* Begin Material for this exercise *

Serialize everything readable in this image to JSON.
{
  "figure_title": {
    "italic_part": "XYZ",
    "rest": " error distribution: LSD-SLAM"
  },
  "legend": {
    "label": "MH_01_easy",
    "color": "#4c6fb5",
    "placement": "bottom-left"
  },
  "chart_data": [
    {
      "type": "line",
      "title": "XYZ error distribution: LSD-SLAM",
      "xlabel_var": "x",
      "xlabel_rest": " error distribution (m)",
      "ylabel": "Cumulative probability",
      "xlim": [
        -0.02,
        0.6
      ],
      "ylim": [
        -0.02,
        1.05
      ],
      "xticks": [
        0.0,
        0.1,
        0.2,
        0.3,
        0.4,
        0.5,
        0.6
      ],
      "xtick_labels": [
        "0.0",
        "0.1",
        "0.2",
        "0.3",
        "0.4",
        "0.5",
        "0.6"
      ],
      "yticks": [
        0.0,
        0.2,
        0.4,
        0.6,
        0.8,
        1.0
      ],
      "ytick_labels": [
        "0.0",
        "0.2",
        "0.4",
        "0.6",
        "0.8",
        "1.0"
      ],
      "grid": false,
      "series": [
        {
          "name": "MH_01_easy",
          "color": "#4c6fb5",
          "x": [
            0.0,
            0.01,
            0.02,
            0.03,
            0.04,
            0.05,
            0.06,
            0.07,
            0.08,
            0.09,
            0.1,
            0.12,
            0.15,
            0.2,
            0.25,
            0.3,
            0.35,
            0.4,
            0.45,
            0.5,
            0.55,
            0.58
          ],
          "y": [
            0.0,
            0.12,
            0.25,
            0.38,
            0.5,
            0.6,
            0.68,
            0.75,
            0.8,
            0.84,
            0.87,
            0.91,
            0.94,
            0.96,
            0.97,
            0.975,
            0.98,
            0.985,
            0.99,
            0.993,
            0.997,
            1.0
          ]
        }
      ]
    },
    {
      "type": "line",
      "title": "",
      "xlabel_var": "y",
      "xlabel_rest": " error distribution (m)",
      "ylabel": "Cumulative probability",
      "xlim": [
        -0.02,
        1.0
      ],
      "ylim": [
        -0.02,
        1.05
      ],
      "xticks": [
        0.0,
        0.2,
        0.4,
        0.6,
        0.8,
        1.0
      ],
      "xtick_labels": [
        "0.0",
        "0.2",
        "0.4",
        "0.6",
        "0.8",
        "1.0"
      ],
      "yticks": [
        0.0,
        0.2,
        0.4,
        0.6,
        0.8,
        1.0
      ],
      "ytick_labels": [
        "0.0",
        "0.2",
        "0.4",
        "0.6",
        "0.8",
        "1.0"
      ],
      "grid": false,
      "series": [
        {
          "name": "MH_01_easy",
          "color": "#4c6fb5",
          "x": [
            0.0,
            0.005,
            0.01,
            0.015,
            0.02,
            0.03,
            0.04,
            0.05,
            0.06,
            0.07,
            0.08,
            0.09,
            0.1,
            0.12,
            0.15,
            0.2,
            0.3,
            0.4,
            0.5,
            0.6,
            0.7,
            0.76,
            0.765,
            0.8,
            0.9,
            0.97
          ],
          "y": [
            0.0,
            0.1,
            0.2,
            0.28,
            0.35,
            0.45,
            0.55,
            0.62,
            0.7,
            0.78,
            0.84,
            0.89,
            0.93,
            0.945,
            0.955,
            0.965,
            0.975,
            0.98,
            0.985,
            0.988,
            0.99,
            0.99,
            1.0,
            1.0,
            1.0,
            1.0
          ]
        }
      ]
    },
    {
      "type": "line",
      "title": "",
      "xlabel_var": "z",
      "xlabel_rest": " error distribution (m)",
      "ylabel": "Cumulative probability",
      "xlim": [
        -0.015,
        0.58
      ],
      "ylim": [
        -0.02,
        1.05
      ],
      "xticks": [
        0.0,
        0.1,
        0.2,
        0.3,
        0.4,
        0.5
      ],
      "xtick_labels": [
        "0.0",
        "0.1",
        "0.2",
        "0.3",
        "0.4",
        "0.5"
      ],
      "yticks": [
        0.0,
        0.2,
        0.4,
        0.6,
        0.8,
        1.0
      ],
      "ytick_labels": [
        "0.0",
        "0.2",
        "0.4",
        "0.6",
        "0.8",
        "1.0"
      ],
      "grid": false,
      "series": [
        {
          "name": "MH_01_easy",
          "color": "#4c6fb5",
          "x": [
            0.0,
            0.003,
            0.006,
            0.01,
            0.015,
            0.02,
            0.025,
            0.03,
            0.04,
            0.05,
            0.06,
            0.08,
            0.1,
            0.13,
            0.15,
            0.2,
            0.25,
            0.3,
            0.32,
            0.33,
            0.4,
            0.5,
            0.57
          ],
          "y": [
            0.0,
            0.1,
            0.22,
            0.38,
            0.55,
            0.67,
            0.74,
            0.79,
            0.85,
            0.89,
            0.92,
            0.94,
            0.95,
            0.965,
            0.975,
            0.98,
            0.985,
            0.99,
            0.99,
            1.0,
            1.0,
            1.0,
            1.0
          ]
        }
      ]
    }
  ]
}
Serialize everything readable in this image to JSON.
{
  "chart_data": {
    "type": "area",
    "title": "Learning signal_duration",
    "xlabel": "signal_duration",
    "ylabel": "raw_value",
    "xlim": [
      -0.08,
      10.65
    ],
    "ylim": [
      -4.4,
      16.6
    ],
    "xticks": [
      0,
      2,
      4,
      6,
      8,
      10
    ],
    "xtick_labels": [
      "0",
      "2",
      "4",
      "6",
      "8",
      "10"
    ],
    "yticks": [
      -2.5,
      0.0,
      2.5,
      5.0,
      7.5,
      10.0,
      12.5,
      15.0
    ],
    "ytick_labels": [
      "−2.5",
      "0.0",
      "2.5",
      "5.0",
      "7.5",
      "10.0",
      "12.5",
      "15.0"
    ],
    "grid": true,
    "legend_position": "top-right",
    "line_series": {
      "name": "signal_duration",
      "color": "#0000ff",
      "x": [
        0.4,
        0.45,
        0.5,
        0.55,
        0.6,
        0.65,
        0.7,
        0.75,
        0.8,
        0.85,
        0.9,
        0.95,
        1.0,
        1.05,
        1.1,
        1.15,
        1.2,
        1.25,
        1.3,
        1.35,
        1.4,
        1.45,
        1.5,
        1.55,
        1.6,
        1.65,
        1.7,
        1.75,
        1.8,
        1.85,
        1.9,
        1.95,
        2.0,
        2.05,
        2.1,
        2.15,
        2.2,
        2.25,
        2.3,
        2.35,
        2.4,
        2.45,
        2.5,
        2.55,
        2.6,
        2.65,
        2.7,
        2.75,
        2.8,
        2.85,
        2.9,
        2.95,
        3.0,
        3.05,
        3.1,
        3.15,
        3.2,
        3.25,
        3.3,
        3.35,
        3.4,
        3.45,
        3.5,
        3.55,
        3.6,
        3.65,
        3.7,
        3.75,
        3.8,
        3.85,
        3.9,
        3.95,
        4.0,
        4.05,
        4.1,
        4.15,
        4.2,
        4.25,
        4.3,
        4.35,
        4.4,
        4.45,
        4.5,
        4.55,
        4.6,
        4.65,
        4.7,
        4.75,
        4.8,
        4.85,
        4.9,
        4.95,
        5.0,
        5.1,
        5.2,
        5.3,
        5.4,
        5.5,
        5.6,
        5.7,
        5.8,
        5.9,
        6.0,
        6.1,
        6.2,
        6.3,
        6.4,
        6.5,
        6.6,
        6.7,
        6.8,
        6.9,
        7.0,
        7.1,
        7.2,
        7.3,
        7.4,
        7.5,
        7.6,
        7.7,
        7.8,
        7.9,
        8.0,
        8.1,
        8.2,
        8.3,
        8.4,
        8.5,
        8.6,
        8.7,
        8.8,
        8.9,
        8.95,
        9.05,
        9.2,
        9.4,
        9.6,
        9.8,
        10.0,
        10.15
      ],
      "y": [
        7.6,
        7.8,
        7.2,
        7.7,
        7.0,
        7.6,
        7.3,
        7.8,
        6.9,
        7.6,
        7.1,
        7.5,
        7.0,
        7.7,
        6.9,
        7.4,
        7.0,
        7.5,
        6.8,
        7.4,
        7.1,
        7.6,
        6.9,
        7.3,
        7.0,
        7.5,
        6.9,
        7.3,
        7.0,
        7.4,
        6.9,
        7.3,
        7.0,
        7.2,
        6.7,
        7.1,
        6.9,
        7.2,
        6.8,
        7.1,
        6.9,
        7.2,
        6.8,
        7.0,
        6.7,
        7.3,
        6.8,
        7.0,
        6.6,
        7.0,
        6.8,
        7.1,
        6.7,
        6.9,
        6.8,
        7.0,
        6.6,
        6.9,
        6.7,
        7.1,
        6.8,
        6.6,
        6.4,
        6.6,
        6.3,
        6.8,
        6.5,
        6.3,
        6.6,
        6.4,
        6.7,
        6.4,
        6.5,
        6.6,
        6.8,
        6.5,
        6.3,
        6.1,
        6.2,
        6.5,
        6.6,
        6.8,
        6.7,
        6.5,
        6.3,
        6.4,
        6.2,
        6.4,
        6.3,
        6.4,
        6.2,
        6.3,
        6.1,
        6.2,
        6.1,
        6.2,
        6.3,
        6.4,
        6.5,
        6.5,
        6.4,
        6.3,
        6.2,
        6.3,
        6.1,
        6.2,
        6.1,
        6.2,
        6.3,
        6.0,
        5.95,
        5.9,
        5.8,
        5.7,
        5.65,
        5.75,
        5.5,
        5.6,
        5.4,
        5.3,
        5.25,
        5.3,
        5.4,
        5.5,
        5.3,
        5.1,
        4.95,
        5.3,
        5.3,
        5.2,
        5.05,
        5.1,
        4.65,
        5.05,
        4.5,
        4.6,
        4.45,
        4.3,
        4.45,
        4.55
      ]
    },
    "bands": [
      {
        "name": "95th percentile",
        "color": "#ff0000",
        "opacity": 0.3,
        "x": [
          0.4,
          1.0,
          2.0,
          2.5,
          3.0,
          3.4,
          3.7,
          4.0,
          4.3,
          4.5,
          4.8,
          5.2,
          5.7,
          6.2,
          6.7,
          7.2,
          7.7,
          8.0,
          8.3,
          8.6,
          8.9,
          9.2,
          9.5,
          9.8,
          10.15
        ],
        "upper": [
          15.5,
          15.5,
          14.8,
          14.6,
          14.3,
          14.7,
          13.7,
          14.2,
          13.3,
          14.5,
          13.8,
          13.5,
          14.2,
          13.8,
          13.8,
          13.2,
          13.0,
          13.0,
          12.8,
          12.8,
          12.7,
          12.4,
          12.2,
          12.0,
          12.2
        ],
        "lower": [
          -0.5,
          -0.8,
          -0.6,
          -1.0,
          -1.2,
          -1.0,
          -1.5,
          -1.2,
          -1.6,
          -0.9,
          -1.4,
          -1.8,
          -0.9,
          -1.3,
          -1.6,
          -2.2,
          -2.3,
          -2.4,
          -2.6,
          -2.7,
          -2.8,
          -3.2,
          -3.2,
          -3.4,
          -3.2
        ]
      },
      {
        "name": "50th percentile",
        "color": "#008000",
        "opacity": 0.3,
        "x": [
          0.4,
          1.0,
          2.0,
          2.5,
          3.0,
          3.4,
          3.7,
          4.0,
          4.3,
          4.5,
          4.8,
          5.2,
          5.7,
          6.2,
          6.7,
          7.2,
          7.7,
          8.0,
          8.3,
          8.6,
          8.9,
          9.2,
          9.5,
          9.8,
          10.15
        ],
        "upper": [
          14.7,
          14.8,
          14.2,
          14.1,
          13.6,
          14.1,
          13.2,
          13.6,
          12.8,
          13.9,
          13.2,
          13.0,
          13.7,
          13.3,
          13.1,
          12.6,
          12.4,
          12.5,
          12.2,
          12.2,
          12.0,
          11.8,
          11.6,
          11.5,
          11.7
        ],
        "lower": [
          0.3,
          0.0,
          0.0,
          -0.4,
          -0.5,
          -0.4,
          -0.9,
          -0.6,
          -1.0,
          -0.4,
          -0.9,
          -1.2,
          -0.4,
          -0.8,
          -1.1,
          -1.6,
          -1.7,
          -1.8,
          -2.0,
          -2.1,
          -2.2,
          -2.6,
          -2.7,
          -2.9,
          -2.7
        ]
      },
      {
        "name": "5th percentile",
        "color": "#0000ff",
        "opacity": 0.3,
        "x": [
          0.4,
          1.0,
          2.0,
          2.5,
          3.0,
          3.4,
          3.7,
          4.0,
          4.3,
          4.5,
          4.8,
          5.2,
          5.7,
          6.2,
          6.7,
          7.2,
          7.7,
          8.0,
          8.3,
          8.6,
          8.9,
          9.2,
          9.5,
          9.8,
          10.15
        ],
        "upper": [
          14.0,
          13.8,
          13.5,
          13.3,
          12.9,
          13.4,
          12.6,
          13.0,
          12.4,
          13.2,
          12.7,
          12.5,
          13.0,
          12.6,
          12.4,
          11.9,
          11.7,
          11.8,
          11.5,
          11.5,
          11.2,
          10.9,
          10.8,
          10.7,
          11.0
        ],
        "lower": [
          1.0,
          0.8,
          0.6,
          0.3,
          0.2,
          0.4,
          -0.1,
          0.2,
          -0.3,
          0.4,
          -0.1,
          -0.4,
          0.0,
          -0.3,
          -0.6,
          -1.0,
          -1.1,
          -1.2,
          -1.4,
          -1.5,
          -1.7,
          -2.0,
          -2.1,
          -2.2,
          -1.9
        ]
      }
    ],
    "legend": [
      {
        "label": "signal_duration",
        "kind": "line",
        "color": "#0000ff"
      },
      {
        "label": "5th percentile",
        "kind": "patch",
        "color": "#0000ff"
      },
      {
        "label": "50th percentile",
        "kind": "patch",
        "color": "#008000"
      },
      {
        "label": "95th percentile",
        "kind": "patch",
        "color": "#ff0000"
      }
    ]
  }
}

* End Material for this exercise *

▸ **Written problem**:
A number is the only answer here: how many lines of the material above contain "name"?

▸ **Finished exercise**:
7